Aim of the exercise ▸ The data below needs to be returned exactly, line for line.
━━━━━ Records to use
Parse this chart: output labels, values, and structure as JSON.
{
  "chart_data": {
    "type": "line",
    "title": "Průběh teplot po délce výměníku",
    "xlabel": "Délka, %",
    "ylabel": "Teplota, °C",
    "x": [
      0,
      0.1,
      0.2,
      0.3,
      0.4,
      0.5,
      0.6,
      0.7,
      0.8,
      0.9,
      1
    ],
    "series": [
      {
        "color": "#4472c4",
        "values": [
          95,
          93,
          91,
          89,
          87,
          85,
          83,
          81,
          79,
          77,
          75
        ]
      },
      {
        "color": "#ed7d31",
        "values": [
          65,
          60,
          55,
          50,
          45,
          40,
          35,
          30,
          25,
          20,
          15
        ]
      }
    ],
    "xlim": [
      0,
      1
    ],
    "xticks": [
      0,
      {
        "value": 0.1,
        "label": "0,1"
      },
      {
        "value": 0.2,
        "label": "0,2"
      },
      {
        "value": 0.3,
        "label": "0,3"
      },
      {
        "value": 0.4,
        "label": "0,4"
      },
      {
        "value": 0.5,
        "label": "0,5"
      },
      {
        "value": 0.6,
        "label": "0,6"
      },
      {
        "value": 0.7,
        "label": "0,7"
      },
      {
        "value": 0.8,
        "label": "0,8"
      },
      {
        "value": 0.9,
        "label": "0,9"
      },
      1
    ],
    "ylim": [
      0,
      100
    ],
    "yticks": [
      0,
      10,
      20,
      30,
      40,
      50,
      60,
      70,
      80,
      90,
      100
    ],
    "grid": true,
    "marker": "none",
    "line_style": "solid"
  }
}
━━━━━━━━━━
Result of the task ▸
Parse this chart: output labels, values, and structure as JSON.
{
  "chart_data": {
    "type": "line",
    "title": "Průběh teplot po délce výměníku",
    "xlabel": "Délka, %",
    "ylabel": "Teplota, °C",
    "x": [
      0,
      0.1,
      0.2,
      0.3,
      0.4,
      0.5,
      0.6,
      0.7,
      0.8,
      0.9,
      1
    ],
    "series": [
      {
        "color": "#4472c4",
        "values": [
          95,
          93,
          91,
          89,
          87,
          85,
          83,
          81,
          79,
          77,
          75
        ]
      },
      {
        "color": "#ed7d31",
        "values": [
          65,
          60,
          55,
          50,
          45,
          40,
          35,
          30,
          25,
          20,
          15
        ]
      }
    ],
    "xlim": [
      0,
      1
    ],
    "xticks": [
      0,
      {
        "value": 0.1,
        "label": "0,1"
      },
      {
        "value": 0.2,
        "label": "0,2"
      },
      {
        "value": 0.3,
        "label": "0,3"
      },
      {
        "value": 0.4,
        "label": "0,4"
      },
      {
        "value": 0.5,
        "label": "0,5"
      },
      {
        "value": 0.6,
        "label": "0,6"
      },
      {
        "value": 0.7,
        "label": "0,7"
      },
      {
        "value": 0.8,
        "label": "0,8"
      },
      {
        "value": 0.9,
        "label": "0,9"
      },
      1
    ],
    "ylim": [
      0,
      100
    ],
    "yticks": [
      0,
      10,
      20,
      30,
      40,
      50,
      60,
      70,
      80,
      90,
      100
    ],
    "grid": true,
    "marker": "none",
    "line_style": "solid"
  }
}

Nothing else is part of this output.